▶ **Dataset rows**:
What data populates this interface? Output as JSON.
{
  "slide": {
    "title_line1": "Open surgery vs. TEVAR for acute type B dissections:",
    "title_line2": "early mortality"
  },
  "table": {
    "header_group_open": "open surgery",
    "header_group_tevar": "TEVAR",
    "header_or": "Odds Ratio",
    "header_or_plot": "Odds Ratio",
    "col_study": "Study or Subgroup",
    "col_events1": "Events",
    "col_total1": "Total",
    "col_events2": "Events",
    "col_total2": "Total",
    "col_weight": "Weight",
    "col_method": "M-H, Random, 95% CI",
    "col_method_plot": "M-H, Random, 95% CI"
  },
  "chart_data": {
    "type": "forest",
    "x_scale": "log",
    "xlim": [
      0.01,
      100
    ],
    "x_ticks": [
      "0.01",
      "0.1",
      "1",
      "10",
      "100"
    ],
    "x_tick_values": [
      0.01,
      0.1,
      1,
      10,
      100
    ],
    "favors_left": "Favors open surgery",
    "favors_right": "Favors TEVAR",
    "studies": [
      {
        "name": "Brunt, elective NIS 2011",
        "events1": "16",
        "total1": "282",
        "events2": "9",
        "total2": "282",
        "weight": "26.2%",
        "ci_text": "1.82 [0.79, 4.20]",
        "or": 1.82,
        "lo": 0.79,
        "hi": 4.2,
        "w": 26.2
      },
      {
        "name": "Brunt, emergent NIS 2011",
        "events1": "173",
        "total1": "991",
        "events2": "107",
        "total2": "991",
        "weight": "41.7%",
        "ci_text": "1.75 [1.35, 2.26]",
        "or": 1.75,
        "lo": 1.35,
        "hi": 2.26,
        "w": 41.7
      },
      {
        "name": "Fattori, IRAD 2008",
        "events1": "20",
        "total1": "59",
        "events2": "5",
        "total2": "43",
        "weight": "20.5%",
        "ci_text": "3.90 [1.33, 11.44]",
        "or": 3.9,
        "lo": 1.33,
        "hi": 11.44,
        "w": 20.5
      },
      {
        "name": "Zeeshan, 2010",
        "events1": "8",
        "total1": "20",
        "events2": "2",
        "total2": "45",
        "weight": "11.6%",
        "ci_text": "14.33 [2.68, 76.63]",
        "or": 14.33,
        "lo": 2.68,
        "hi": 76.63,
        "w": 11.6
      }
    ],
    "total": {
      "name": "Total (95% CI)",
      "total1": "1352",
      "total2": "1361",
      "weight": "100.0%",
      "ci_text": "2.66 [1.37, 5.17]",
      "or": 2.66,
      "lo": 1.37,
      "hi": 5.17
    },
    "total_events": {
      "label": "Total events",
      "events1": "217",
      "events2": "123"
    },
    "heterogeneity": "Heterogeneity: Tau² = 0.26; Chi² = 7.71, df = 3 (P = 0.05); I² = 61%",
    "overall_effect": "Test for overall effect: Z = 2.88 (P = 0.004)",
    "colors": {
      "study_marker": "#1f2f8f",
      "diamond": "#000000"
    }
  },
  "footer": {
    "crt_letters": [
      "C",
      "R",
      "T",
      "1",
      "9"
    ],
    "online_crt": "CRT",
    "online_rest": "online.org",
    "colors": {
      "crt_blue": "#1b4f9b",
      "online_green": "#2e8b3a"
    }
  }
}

==

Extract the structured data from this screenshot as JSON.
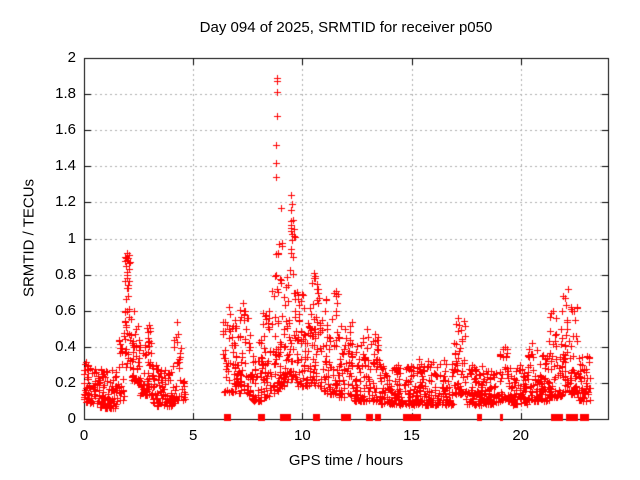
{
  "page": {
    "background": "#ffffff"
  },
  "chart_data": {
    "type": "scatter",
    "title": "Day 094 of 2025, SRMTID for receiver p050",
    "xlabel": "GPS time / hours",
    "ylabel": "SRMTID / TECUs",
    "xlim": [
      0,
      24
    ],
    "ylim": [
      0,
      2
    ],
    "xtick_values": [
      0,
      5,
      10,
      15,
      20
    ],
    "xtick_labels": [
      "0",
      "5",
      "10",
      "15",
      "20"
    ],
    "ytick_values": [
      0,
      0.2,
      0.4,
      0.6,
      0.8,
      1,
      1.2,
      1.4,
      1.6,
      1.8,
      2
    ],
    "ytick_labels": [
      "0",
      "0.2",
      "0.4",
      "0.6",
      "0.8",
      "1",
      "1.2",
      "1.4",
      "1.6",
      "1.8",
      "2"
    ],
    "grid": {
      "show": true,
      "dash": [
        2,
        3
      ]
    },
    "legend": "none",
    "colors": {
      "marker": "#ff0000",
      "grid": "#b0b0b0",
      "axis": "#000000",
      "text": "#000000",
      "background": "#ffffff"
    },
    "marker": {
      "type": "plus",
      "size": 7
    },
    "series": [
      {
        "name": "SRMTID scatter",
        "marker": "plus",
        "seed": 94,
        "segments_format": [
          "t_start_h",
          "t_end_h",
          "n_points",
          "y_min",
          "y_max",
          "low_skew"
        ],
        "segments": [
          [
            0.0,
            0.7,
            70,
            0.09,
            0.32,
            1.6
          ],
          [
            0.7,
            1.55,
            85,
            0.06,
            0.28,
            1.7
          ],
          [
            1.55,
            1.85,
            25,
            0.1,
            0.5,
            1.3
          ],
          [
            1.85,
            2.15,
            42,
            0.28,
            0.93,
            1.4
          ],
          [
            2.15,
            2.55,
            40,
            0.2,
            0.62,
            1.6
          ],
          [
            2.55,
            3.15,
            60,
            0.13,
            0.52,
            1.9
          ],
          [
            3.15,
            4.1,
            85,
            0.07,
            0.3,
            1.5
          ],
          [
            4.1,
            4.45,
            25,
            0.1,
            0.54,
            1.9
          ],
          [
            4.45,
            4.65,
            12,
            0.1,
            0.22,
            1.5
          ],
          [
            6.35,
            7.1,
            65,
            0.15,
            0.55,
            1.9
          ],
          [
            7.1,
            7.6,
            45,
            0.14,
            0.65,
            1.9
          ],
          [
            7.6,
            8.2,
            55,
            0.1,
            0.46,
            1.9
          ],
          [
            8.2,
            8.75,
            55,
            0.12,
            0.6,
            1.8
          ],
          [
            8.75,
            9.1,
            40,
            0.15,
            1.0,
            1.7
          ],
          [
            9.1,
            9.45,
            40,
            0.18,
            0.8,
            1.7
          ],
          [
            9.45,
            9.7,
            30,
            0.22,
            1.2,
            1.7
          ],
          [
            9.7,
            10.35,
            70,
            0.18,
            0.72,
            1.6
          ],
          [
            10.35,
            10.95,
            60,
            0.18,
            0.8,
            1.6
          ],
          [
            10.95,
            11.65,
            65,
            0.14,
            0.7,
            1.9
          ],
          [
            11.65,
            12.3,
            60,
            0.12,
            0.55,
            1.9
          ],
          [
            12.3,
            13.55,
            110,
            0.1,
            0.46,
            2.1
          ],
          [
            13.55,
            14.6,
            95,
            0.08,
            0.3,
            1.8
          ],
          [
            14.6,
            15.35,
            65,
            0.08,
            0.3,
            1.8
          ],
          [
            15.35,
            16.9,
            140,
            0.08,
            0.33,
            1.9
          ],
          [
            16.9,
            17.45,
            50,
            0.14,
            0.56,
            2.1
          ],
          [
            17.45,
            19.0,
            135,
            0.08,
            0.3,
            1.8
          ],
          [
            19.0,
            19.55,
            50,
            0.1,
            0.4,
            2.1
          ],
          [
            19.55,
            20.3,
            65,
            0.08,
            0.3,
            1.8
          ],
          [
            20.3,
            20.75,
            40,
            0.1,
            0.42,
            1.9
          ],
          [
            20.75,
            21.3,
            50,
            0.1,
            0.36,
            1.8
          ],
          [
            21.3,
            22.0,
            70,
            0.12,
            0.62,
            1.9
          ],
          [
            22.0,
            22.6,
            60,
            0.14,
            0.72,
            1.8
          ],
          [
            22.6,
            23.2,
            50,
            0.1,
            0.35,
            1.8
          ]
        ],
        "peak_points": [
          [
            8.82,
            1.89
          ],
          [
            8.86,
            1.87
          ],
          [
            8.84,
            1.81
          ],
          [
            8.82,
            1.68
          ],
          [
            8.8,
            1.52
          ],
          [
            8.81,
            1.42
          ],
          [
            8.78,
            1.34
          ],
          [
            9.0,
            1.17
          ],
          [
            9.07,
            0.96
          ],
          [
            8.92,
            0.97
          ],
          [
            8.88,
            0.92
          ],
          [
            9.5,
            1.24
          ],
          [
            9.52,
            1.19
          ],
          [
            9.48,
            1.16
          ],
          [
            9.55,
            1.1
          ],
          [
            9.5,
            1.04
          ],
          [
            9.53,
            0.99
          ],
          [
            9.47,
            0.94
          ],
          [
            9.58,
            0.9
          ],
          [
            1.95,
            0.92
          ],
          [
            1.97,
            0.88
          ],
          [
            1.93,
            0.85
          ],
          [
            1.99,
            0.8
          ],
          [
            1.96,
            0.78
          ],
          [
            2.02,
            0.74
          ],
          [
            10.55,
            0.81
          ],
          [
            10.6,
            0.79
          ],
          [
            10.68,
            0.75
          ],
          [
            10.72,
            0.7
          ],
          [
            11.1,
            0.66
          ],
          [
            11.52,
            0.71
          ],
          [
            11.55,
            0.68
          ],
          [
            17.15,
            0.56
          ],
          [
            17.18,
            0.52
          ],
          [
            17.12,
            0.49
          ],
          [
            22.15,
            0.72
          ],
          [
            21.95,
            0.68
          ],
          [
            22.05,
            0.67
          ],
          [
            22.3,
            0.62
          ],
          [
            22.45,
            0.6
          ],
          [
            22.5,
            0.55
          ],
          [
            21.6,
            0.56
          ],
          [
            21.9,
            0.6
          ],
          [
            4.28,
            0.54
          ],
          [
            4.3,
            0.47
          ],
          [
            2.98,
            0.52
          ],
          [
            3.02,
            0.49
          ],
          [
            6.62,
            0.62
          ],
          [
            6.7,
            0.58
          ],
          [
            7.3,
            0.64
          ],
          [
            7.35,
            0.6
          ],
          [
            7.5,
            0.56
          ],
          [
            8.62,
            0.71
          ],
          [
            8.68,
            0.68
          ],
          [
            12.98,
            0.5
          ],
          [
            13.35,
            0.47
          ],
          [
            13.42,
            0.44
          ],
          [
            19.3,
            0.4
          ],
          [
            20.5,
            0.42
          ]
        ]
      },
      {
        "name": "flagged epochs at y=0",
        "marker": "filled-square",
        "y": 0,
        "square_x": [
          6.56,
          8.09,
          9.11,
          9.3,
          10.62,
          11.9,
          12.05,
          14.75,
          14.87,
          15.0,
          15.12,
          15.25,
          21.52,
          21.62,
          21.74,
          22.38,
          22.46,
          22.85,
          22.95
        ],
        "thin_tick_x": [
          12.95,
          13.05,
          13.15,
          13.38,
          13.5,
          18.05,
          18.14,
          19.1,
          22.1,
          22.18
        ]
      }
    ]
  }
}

▶ **What you should do**:
Report the number of lines in the listing where the string "surgery" appears, and nothing besides.

▶ **Written response**:
3